• Goal
Find each line with "ソフトバンク" and copy it.

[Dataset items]
====

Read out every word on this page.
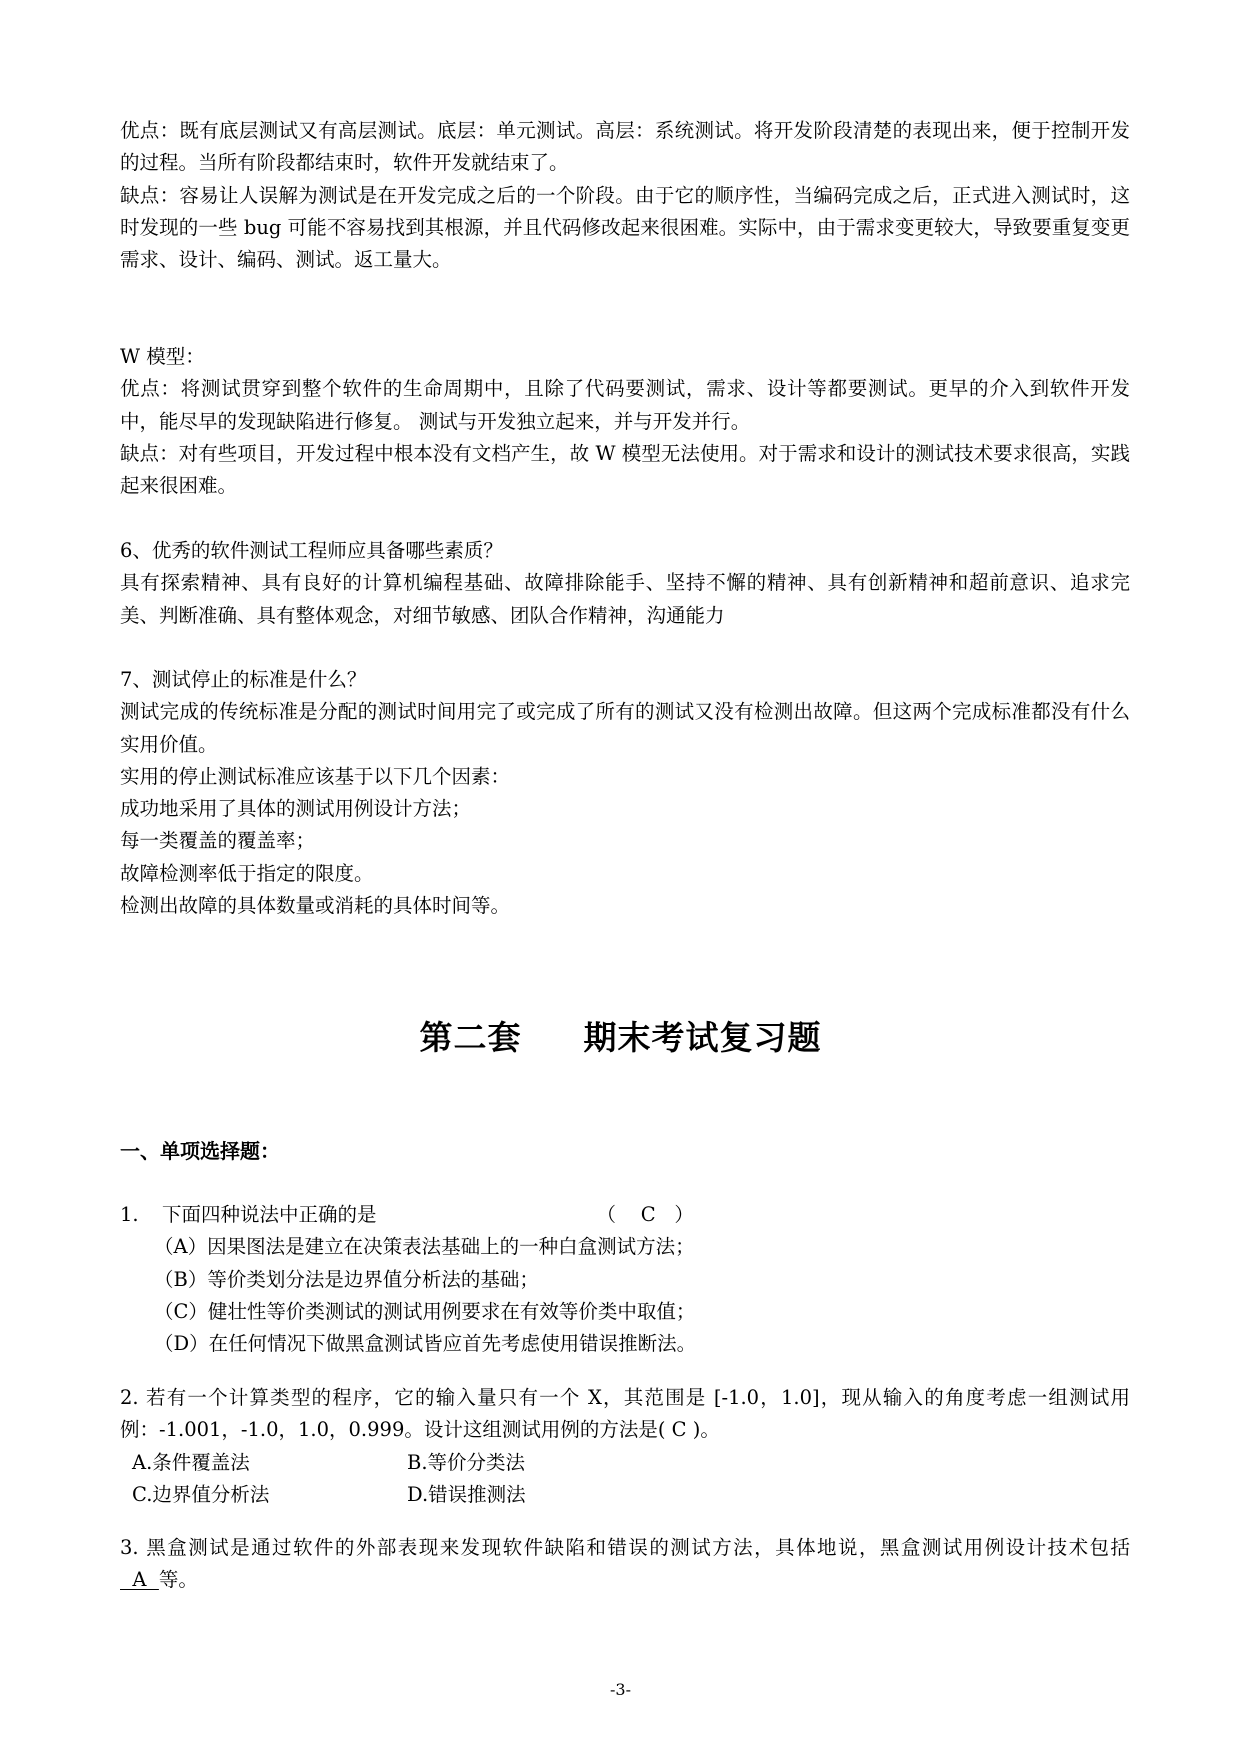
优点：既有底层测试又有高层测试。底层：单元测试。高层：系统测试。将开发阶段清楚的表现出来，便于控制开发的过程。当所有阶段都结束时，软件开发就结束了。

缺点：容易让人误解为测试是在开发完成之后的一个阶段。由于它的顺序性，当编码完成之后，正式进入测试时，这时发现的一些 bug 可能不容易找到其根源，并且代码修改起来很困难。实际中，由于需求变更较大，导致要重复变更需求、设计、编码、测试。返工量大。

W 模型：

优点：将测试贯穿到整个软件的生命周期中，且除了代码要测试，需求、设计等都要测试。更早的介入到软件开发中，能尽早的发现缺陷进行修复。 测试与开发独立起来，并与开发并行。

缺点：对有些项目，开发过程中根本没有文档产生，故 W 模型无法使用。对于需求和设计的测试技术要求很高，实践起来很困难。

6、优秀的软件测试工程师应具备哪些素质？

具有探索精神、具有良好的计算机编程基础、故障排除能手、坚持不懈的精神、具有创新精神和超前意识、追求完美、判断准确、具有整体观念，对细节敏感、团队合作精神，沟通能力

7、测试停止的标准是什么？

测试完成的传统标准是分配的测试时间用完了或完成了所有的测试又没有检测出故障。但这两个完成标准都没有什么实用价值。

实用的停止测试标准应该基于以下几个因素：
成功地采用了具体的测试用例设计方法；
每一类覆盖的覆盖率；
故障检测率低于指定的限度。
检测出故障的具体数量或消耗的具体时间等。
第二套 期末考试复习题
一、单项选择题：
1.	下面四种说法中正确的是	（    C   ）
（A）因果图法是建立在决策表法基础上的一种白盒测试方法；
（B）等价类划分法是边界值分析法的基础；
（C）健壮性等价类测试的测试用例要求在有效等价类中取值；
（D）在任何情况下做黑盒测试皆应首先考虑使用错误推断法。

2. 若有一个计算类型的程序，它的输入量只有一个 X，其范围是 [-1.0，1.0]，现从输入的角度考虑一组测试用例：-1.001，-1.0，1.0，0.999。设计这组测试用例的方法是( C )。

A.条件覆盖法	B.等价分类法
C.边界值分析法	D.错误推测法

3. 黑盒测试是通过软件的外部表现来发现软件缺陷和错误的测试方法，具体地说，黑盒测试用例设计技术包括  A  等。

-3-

====

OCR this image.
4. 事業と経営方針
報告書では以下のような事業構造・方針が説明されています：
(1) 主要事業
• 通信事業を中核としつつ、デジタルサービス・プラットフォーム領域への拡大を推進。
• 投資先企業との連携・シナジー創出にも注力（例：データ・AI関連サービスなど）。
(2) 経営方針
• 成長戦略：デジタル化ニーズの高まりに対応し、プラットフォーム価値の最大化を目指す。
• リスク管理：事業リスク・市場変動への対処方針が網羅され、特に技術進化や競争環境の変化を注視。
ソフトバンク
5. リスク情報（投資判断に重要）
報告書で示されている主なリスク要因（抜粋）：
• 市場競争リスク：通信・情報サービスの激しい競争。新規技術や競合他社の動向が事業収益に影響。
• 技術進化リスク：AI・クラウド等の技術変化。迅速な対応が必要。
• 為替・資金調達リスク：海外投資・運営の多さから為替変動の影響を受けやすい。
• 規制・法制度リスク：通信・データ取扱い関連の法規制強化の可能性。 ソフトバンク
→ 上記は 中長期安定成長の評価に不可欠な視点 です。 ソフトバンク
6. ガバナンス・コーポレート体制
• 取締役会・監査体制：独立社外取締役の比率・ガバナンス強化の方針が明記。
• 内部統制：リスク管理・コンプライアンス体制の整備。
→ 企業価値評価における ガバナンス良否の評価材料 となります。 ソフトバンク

====

• Completed exercise
ソフトバンク
• 規制・法制度リスク：通信・データ取扱い関連の法規制強化の可能性。 ソフトバンク
→ 上記は 中長期安定成長の評価に不可欠な視点 です。 ソフトバンク
→ 企業価値評価における ガバナンス良否の評価材料 となります。 ソフトバンク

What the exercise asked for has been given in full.